→ Aim of the exercise: Rewrite the entries below with every "Gold/USD" replaced by "XAU/USD", leaving everything else as it is.

→ Material for this task:
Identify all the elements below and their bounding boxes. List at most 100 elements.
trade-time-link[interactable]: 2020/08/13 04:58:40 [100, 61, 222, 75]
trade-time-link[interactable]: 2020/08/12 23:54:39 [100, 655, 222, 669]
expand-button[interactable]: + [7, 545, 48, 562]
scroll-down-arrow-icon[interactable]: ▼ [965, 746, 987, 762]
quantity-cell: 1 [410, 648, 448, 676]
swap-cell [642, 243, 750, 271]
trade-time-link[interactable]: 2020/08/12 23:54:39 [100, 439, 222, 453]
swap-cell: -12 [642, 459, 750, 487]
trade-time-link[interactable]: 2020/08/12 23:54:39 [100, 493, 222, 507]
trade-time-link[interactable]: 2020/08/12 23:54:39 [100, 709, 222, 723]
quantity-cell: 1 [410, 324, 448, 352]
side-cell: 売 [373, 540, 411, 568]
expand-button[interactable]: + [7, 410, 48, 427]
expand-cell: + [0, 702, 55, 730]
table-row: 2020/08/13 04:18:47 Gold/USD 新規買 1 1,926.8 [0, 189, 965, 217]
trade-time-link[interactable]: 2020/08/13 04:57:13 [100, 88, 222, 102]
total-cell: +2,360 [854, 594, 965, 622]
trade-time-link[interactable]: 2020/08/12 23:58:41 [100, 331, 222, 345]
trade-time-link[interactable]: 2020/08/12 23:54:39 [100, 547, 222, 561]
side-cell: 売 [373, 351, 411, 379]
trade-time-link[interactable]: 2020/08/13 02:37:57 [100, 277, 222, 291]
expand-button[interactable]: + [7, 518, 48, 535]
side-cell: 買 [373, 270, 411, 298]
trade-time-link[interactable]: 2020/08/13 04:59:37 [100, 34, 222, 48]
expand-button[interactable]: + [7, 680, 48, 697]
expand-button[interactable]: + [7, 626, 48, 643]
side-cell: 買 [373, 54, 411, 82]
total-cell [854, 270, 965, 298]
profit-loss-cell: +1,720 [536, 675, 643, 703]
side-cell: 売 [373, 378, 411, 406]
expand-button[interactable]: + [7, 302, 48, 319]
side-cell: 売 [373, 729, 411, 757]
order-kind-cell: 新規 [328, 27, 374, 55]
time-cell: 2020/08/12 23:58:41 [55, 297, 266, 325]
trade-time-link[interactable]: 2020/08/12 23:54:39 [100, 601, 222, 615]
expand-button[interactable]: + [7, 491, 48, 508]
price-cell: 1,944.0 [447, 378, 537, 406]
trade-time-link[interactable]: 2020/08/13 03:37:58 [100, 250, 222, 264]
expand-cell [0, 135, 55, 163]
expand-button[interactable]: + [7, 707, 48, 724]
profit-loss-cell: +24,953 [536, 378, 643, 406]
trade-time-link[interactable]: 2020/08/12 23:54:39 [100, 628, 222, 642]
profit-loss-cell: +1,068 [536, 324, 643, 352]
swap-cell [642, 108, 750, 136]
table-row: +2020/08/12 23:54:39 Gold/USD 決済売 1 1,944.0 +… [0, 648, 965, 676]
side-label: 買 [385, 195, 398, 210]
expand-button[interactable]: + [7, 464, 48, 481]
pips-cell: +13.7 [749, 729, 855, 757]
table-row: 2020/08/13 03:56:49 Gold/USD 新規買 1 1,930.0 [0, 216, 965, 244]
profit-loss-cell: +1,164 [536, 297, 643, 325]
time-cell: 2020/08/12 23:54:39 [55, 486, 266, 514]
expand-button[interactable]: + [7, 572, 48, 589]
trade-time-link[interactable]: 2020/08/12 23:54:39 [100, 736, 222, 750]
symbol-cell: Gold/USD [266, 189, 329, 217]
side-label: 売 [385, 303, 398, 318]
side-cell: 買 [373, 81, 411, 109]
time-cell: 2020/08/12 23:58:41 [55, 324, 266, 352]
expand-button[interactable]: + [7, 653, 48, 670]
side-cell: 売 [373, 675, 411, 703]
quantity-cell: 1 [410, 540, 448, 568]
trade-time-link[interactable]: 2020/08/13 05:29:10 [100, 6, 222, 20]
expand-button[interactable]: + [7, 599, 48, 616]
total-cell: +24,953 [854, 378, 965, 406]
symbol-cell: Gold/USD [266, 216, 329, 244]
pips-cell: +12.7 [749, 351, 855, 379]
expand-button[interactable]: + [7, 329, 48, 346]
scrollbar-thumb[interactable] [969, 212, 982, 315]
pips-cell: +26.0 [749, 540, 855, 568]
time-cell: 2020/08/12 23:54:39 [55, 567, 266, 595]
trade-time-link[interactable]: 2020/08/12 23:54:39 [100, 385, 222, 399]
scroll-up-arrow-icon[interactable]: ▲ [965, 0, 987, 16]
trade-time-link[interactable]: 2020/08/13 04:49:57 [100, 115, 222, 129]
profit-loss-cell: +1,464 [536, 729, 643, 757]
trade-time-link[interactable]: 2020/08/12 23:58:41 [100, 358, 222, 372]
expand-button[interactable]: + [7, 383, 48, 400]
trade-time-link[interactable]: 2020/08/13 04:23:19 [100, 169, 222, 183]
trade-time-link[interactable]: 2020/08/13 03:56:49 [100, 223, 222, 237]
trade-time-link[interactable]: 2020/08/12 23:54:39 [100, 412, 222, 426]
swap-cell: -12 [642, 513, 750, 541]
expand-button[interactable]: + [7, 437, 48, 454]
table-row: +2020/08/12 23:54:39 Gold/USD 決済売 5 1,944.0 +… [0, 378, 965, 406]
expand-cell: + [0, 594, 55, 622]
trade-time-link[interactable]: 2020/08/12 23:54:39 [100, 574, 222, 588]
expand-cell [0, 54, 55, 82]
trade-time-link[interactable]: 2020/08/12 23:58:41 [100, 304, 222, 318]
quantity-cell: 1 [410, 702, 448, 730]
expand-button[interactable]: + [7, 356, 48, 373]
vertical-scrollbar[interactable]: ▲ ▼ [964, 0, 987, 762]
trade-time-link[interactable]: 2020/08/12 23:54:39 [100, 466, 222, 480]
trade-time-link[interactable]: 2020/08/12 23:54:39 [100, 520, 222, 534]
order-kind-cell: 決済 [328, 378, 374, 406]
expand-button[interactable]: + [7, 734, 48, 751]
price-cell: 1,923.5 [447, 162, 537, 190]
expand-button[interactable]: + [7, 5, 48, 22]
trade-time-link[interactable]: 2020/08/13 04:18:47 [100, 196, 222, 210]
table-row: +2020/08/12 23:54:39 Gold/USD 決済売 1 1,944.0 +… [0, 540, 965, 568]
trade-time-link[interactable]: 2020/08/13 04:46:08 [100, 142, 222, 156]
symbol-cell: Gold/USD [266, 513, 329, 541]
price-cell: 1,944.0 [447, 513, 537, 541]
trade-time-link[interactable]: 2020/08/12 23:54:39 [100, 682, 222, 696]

→ Answer in full:
Identify all the elements below and their bounding boxes. List at most 100 elements.
trade-time-link[interactable]: 2020/08/13 04:58:40 [100, 61, 222, 75]
trade-time-link[interactable]: 2020/08/12 23:54:39 [100, 655, 222, 669]
expand-button[interactable]: + [7, 545, 48, 562]
scroll-down-arrow-icon[interactable]: ▼ [965, 746, 987, 762]
quantity-cell: 1 [410, 648, 448, 676]
swap-cell [642, 243, 750, 271]
trade-time-link[interactable]: 2020/08/12 23:54:39 [100, 439, 222, 453]
swap-cell: -12 [642, 459, 750, 487]
trade-time-link[interactable]: 2020/08/12 23:54:39 [100, 493, 222, 507]
trade-time-link[interactable]: 2020/08/12 23:54:39 [100, 709, 222, 723]
quantity-cell: 1 [410, 324, 448, 352]
side-cell: 売 [373, 540, 411, 568]
expand-button[interactable]: + [7, 410, 48, 427]
expand-cell: + [0, 702, 55, 730]
table-row: 2020/08/13 04:18:47 XAU/USD 新規買 1 1,926.8 [0, 189, 965, 217]
trade-time-link[interactable]: 2020/08/13 04:57:13 [100, 88, 222, 102]
total-cell: +2,360 [854, 594, 965, 622]
trade-time-link[interactable]: 2020/08/12 23:58:41 [100, 331, 222, 345]
trade-time-link[interactable]: 2020/08/12 23:54:39 [100, 547, 222, 561]
side-cell: 売 [373, 351, 411, 379]
trade-time-link[interactable]: 2020/08/13 02:37:57 [100, 277, 222, 291]
expand-button[interactable]: + [7, 518, 48, 535]
side-cell: 買 [373, 270, 411, 298]
trade-time-link[interactable]: 2020/08/13 04:59:37 [100, 34, 222, 48]
expand-button[interactable]: + [7, 680, 48, 697]
expand-button[interactable]: + [7, 626, 48, 643]
side-cell: 買 [373, 54, 411, 82]
total-cell [854, 270, 965, 298]
profit-loss-cell: +1,720 [536, 675, 643, 703]
side-cell: 売 [373, 378, 411, 406]
expand-button[interactable]: + [7, 302, 48, 319]
side-cell: 売 [373, 729, 411, 757]
order-kind-cell: 新規 [328, 27, 374, 55]
time-cell: 2020/08/12 23:58:41 [55, 297, 266, 325]
trade-time-link[interactable]: 2020/08/12 23:54:39 [100, 601, 222, 615]
expand-button[interactable]: + [7, 491, 48, 508]
price-cell: 1,944.0 [447, 378, 537, 406]
trade-time-link[interactable]: 2020/08/13 03:37:58 [100, 250, 222, 264]
expand-cell [0, 135, 55, 163]
expand-button[interactable]: + [7, 707, 48, 724]
profit-loss-cell: +24,953 [536, 378, 643, 406]
trade-time-link[interactable]: 2020/08/12 23:54:39 [100, 628, 222, 642]
profit-loss-cell: +1,068 [536, 324, 643, 352]
swap-cell [642, 108, 750, 136]
table-row: +2020/08/12 23:54:39 XAU/USD 決済売 1 1,944.0 +… [0, 648, 965, 676]
side-label: 買 [385, 195, 398, 210]
expand-button[interactable]: + [7, 464, 48, 481]
pips-cell: +13.7 [749, 729, 855, 757]
table-row: 2020/08/13 03:56:49 XAU/USD 新規買 1 1,930.0 [0, 216, 965, 244]
profit-loss-cell: +1,164 [536, 297, 643, 325]
time-cell: 2020/08/12 23:54:39 [55, 486, 266, 514]
expand-button[interactable]: + [7, 572, 48, 589]
trade-time-link[interactable]: 2020/08/12 23:54:39 [100, 736, 222, 750]
symbol-cell: XAU/USD [266, 189, 329, 217]
side-label: 売 [385, 303, 398, 318]
side-cell: 買 [373, 81, 411, 109]
time-cell: 2020/08/12 23:58:41 [55, 324, 266, 352]
expand-button[interactable]: + [7, 653, 48, 670]
side-cell: 売 [373, 675, 411, 703]
quantity-cell: 1 [410, 540, 448, 568]
trade-time-link[interactable]: 2020/08/13 05:29:10 [100, 6, 222, 20]
expand-button[interactable]: + [7, 599, 48, 616]
total-cell: +24,953 [854, 378, 965, 406]
symbol-cell: XAU/USD [266, 216, 329, 244]
pips-cell: +12.7 [749, 351, 855, 379]
expand-button[interactable]: + [7, 329, 48, 346]
scrollbar-thumb[interactable] [969, 212, 982, 315]
pips-cell: +26.0 [749, 540, 855, 568]
time-cell: 2020/08/12 23:54:39 [55, 567, 266, 595]
trade-time-link[interactable]: 2020/08/12 23:54:39 [100, 385, 222, 399]
scroll-up-arrow-icon[interactable]: ▲ [965, 0, 987, 16]
trade-time-link[interactable]: 2020/08/13 04:49:57 [100, 115, 222, 129]
profit-loss-cell: +1,464 [536, 729, 643, 757]
trade-time-link[interactable]: 2020/08/12 23:58:41 [100, 358, 222, 372]
expand-button[interactable]: + [7, 383, 48, 400]
trade-time-link[interactable]: 2020/08/13 04:23:19 [100, 169, 222, 183]
trade-time-link[interactable]: 2020/08/13 03:56:49 [100, 223, 222, 237]
trade-time-link[interactable]: 2020/08/12 23:54:39 [100, 412, 222, 426]
swap-cell: -12 [642, 513, 750, 541]
expand-button[interactable]: + [7, 437, 48, 454]
table-row: +2020/08/12 23:54:39 XAU/USD 決済売 5 1,944.0 +… [0, 378, 965, 406]
expand-cell: + [0, 594, 55, 622]
trade-time-link[interactable]: 2020/08/12 23:54:39 [100, 574, 222, 588]
expand-cell [0, 54, 55, 82]
trade-time-link[interactable]: 2020/08/12 23:58:41 [100, 304, 222, 318]
quantity-cell: 1 [410, 702, 448, 730]
expand-button[interactable]: + [7, 356, 48, 373]
vertical-scrollbar[interactable]: ▲ ▼ [964, 0, 987, 762]
trade-time-link[interactable]: 2020/08/12 23:54:39 [100, 466, 222, 480]
trade-time-link[interactable]: 2020/08/12 23:54:39 [100, 520, 222, 534]
order-kind-cell: 決済 [328, 378, 374, 406]
expand-button[interactable]: + [7, 734, 48, 751]
price-cell: 1,923.5 [447, 162, 537, 190]
expand-button[interactable]: + [7, 5, 48, 22]
trade-time-link[interactable]: 2020/08/13 04:18:47 [100, 196, 222, 210]
table-row: +2020/08/12 23:54:39 XAU/USD 決済売 1 1,944.0 +… [0, 540, 965, 568]
trade-time-link[interactable]: 2020/08/13 04:46:08 [100, 142, 222, 156]
symbol-cell: XAU/USD [266, 513, 329, 541]
price-cell: 1,944.0 [447, 513, 537, 541]
trade-time-link[interactable]: 2020/08/12 23:54:39 [100, 682, 222, 696]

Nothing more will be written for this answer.